Data excerpts:
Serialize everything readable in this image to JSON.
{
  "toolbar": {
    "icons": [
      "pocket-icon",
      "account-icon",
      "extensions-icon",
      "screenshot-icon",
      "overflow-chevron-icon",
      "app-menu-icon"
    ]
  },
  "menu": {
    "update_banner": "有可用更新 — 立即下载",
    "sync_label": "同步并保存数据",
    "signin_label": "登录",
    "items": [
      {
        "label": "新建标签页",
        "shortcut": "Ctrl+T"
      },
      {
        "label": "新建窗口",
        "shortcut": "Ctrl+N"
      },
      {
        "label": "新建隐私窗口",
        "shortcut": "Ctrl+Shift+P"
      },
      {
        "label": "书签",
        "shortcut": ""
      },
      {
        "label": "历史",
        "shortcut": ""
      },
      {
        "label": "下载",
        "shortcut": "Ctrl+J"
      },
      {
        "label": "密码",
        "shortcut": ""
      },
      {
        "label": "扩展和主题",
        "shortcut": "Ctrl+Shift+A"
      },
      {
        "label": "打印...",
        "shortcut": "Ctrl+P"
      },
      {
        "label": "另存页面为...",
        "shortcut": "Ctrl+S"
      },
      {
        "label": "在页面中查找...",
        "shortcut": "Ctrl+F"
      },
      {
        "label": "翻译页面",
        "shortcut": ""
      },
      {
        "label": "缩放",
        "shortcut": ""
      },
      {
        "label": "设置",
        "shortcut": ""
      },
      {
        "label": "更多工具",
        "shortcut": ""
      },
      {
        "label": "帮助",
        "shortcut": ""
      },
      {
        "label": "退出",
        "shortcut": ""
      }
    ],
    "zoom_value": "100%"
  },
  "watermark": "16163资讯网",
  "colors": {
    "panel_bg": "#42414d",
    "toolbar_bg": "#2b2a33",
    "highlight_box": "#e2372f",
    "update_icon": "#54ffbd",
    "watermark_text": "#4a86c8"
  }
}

TASK TO CARRY OUT:
Copy out every line where the word "Ctrl" occurs.

RESULT FOR THIS EXERCISE:
        "shortcut": "Ctrl+T"
        "shortcut": "Ctrl+N"
        "shortcut": "Ctrl+Shift+P"
        "shortcut": "Ctrl+J"
        "shortcut": "Ctrl+Shift+A"
        "shortcut": "Ctrl+P"
        "shortcut": "Ctrl+S"
        "shortcut": "Ctrl+F"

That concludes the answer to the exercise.